:: Written exercise ::
How many lines in this material include the string "身份证号码"? Answer with the number and nothing further.

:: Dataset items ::

•••

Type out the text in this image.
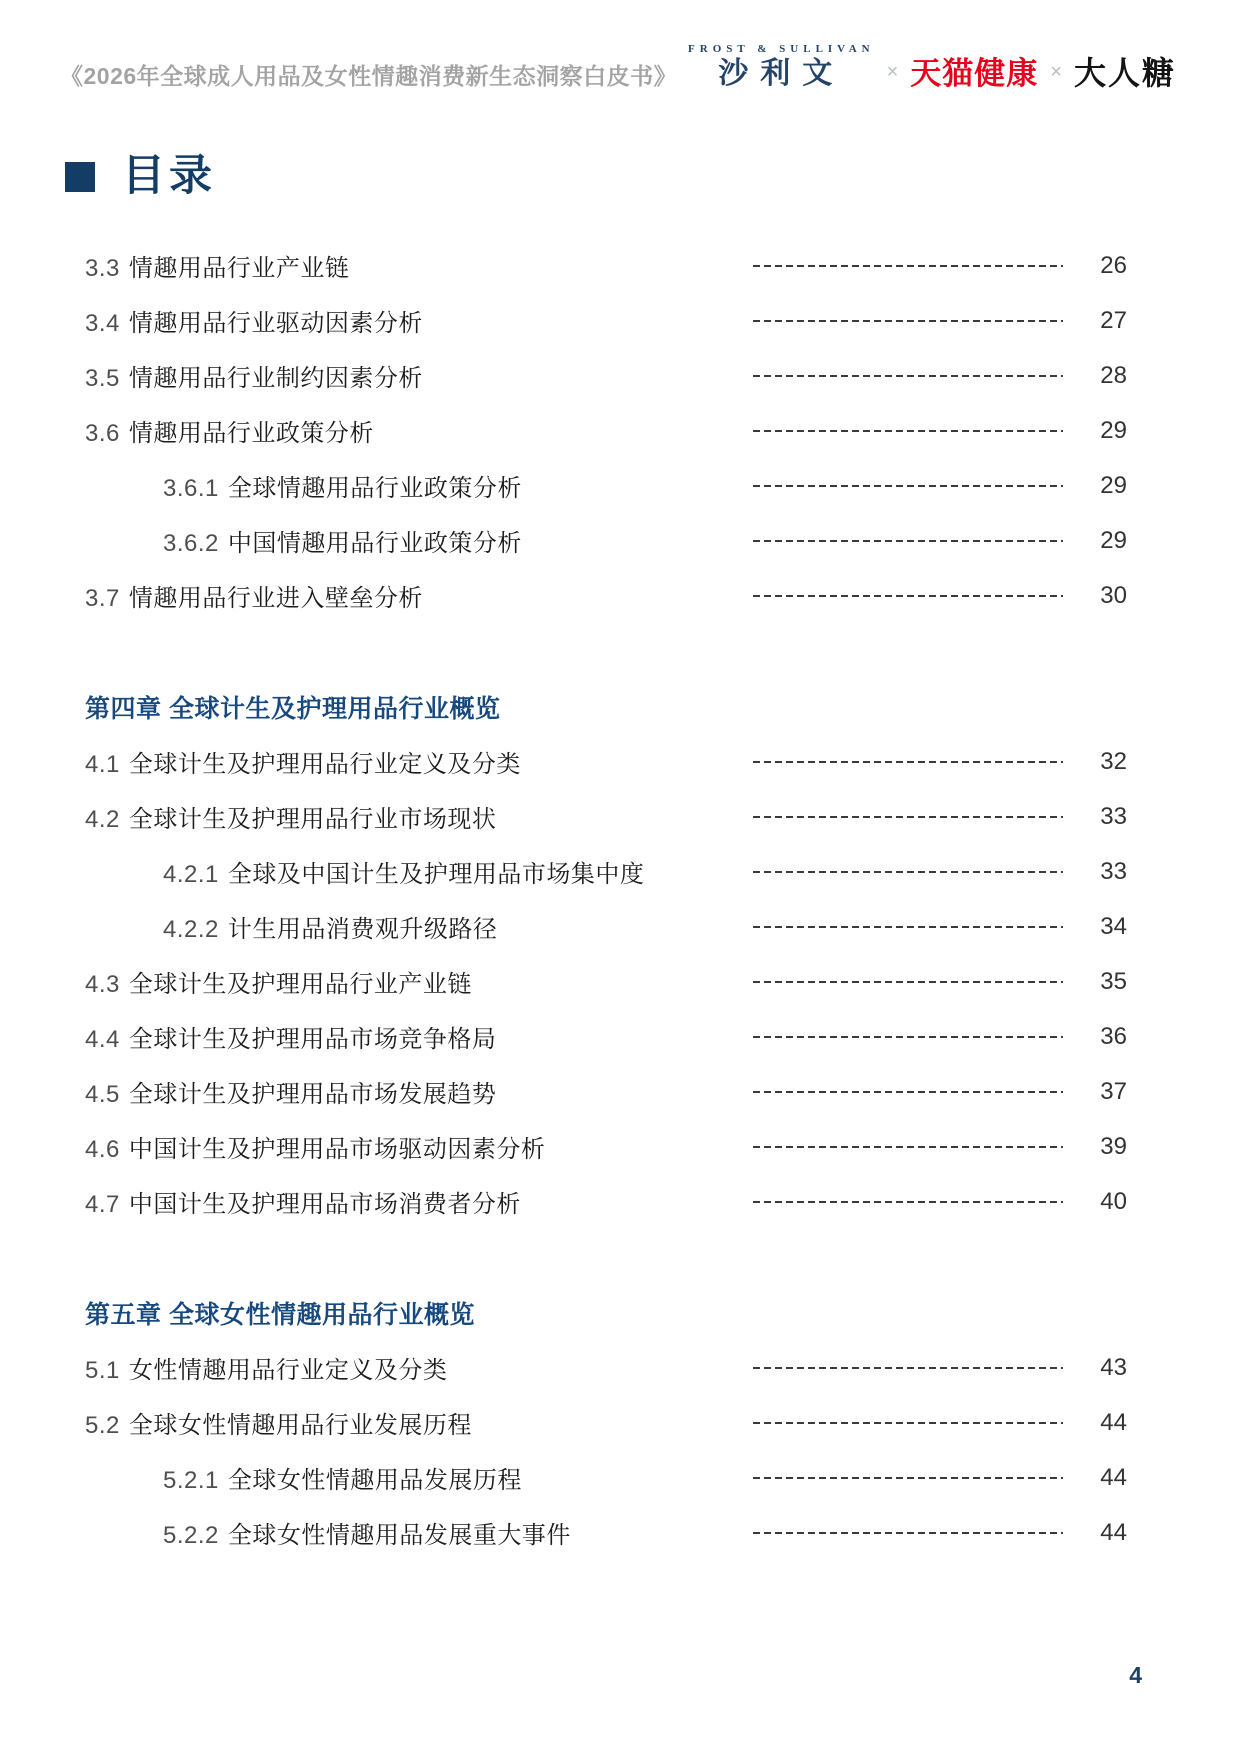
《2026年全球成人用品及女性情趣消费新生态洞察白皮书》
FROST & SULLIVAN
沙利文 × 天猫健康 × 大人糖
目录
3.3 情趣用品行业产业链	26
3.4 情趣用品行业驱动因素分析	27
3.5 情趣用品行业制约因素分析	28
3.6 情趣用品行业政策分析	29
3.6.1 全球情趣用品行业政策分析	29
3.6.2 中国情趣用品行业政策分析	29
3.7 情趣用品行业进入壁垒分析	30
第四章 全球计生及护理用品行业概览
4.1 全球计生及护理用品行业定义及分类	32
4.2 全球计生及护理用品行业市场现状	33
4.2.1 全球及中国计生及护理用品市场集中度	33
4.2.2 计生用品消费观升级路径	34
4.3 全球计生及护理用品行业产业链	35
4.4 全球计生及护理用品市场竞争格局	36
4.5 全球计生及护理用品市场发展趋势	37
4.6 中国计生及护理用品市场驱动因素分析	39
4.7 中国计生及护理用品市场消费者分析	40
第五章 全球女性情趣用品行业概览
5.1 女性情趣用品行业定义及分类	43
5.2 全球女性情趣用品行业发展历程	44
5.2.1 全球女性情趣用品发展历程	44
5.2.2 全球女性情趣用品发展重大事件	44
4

•••

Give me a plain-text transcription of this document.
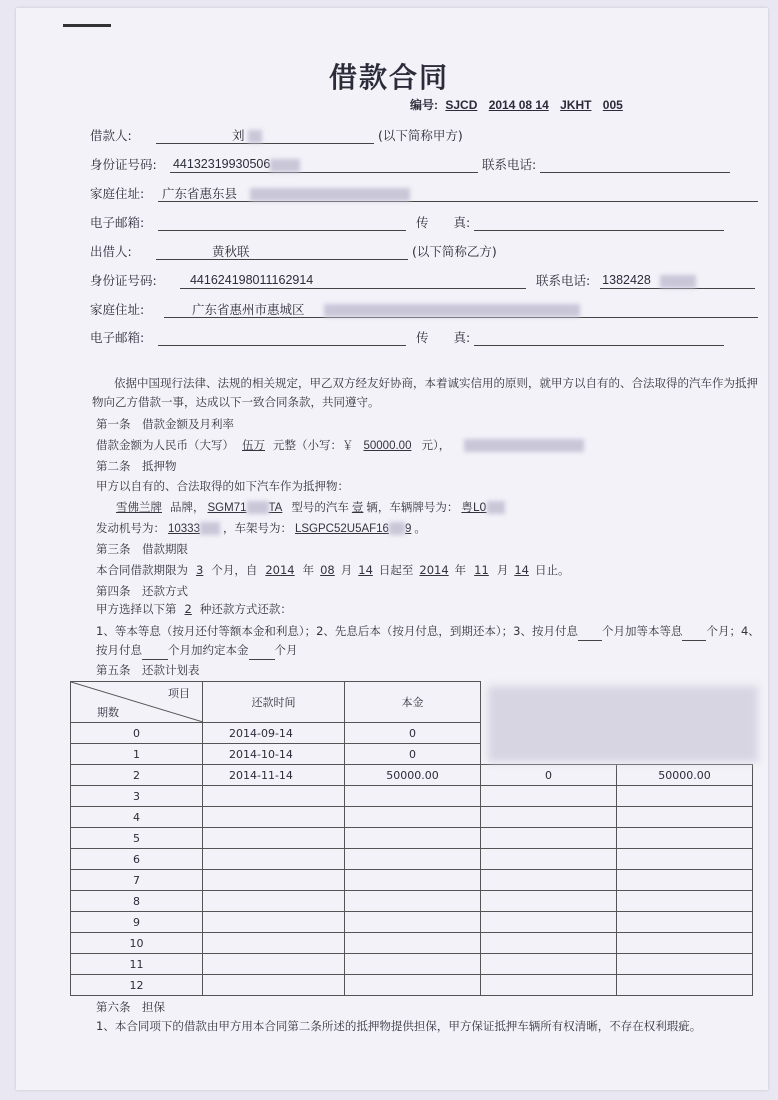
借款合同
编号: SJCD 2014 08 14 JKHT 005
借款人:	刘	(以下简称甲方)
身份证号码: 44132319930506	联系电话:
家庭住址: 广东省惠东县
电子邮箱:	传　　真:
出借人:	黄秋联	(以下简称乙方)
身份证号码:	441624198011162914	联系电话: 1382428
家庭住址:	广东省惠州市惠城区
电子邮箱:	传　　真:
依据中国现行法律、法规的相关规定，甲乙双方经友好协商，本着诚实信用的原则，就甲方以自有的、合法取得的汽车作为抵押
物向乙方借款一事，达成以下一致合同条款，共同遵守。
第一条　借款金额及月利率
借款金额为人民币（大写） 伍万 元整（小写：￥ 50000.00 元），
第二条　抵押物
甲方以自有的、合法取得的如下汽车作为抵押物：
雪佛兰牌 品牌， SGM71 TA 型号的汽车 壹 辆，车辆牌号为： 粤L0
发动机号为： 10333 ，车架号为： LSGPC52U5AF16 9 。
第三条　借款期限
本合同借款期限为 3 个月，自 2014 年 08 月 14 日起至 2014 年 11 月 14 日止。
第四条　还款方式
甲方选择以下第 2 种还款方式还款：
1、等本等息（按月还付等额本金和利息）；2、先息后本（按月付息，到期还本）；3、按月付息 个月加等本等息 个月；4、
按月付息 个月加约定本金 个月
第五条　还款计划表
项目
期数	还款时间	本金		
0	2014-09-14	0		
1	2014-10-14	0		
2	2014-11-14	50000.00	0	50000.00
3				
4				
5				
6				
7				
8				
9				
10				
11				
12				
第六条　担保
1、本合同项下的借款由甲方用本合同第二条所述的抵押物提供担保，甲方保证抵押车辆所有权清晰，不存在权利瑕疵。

•••

:: Solution for this task ::
2